*Given instruction*.
Check every line below for the string "Vorteile", and copy the lines that contain it.

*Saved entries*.

□ □ □ □ □ □ □

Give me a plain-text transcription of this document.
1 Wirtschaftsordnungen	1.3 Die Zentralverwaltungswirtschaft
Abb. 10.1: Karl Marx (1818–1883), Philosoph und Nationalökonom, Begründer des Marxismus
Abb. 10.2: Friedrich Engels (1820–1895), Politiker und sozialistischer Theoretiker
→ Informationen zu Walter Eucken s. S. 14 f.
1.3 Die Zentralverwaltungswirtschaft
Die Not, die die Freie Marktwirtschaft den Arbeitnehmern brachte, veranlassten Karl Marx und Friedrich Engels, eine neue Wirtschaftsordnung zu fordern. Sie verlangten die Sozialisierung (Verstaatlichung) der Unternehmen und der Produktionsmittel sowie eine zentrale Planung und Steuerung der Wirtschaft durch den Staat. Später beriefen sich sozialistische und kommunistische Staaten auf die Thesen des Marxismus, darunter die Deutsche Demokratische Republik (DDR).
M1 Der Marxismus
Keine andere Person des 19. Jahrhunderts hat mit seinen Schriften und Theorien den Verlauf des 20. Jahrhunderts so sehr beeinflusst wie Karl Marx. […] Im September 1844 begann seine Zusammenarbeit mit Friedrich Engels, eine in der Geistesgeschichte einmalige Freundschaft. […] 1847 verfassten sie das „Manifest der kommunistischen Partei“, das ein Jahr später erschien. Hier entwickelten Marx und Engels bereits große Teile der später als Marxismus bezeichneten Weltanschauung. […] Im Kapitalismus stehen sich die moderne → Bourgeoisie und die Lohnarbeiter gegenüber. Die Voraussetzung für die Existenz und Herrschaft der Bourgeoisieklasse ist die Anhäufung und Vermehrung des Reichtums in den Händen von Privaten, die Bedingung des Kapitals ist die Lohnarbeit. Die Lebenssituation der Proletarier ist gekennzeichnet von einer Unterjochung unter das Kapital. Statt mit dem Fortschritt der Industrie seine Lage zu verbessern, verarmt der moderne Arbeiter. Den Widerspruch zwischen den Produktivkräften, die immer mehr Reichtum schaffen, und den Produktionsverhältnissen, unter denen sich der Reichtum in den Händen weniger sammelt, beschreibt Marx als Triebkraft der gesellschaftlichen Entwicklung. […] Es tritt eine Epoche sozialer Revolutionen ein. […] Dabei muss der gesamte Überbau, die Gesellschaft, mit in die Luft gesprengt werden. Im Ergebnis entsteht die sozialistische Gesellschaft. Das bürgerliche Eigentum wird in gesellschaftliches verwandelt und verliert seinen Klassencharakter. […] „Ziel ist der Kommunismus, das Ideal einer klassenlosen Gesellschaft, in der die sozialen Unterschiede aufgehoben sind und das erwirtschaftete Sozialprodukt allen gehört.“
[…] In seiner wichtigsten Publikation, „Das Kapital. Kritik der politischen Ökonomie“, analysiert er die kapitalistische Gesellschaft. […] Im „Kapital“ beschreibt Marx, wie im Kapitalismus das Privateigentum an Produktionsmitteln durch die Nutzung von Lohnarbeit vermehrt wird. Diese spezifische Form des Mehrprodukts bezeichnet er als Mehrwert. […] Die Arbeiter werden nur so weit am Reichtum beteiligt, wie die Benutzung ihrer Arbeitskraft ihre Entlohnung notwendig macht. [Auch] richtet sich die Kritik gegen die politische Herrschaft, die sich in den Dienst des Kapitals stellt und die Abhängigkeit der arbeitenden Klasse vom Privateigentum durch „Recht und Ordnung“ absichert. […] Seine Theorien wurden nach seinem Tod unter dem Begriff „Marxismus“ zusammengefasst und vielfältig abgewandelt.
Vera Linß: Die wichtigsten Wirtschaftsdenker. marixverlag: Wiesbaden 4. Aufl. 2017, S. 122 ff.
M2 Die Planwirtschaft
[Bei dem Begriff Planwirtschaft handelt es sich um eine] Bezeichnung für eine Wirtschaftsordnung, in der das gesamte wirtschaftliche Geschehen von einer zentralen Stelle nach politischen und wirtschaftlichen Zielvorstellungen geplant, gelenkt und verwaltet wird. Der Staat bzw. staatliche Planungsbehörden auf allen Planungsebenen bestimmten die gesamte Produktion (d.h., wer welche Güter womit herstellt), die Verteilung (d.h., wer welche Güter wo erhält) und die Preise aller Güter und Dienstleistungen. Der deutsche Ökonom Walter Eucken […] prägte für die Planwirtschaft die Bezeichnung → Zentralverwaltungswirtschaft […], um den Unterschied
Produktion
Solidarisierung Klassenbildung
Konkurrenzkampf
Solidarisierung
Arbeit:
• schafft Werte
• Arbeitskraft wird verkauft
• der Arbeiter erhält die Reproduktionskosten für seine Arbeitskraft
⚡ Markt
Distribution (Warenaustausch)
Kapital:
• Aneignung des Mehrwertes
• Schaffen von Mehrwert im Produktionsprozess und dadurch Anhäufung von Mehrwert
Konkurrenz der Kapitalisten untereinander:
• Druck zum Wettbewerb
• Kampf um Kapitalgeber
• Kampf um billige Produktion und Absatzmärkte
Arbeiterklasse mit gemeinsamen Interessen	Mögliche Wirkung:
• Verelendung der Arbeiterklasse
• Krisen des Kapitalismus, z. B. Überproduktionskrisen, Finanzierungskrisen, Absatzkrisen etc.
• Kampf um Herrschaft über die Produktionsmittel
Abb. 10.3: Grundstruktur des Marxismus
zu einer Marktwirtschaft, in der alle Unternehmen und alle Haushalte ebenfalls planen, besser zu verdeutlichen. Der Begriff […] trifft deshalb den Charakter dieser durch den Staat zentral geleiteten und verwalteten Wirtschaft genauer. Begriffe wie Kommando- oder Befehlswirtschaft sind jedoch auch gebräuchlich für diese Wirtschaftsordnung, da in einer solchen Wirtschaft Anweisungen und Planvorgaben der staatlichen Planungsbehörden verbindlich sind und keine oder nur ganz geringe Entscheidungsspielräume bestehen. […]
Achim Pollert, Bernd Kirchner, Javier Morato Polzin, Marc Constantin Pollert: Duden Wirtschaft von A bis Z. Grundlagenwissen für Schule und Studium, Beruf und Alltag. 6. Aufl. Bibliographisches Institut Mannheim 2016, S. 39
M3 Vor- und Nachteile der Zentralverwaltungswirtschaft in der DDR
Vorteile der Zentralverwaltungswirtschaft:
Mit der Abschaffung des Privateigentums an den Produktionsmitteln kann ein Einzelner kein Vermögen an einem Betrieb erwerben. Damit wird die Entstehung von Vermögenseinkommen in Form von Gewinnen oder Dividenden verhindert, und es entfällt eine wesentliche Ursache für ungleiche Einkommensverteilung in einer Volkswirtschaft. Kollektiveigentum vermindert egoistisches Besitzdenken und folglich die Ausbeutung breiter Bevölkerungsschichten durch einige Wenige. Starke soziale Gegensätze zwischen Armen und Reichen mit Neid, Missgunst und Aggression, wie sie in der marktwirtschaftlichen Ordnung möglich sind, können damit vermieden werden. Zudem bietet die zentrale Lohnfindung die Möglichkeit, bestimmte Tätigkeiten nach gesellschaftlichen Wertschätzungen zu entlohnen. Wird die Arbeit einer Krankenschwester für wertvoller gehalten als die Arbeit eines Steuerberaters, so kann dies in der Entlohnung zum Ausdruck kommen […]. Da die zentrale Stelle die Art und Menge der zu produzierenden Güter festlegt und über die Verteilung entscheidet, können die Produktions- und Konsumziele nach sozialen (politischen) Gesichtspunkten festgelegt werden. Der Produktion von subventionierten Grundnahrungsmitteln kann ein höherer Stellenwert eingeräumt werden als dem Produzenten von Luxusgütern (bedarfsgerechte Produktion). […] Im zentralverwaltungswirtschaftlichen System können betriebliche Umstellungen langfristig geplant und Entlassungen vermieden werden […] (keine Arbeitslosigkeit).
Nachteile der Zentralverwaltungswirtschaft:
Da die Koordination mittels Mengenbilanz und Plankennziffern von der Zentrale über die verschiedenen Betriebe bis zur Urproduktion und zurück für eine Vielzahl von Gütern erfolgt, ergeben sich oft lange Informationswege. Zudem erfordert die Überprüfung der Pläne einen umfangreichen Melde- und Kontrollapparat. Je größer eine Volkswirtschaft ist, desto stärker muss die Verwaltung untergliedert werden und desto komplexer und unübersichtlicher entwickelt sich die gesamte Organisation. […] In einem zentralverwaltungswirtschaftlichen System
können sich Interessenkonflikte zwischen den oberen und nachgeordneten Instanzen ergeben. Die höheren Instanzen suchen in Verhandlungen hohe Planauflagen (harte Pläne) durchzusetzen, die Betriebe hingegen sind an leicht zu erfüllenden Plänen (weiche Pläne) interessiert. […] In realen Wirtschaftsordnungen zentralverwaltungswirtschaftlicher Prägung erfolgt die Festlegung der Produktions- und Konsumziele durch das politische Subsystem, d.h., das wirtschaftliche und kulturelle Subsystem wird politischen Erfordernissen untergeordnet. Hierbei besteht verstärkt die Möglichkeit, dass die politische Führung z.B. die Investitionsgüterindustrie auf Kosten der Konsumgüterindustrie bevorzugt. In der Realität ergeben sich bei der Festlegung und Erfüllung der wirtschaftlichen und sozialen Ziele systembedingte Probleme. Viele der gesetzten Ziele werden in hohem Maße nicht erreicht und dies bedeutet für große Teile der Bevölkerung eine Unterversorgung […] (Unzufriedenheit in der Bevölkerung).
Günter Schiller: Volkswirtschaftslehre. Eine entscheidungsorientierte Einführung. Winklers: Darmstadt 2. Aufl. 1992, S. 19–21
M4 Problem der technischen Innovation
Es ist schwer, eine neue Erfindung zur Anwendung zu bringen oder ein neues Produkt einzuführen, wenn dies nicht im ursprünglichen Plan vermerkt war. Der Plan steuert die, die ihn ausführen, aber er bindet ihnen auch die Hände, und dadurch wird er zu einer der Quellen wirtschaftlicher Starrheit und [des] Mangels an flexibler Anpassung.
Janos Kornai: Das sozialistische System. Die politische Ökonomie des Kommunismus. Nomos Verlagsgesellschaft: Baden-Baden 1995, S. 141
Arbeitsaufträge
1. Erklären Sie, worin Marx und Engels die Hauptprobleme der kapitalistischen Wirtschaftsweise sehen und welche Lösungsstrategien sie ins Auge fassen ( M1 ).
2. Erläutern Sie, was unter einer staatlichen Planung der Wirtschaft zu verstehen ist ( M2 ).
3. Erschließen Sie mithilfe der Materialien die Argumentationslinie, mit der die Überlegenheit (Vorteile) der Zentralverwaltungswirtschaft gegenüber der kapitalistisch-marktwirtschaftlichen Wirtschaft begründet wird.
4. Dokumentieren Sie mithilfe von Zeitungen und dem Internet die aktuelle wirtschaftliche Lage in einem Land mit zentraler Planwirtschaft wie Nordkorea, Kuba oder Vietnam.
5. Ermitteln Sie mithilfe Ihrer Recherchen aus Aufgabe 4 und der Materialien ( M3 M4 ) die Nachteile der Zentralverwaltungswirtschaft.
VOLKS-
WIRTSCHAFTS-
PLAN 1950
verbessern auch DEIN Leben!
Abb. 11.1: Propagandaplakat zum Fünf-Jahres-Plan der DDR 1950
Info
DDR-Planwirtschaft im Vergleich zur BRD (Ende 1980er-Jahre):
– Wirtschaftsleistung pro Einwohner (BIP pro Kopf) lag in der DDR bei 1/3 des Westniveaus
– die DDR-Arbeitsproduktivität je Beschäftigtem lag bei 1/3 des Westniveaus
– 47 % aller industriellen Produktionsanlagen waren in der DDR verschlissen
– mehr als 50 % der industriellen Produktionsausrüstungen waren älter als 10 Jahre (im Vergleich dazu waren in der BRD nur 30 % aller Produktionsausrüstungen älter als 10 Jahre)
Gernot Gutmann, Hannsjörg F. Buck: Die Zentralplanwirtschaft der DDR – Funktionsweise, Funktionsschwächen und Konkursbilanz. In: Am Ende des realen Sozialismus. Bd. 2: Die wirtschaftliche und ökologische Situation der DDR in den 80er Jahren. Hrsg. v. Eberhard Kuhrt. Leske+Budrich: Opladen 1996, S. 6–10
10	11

□ □ □ □ □ □ □

*Completed task*.
Vorteile der Zentralverwaltungswirtschaft:
3. Erschließen Sie mithilfe der Materialien die Argumentationslinie, mit der die Überlegenheit (Vorteile) der Zentralverwaltungswirtschaft gegenüber der kapitalistisch-marktwirtschaftlichen Wirtschaft begründet wird.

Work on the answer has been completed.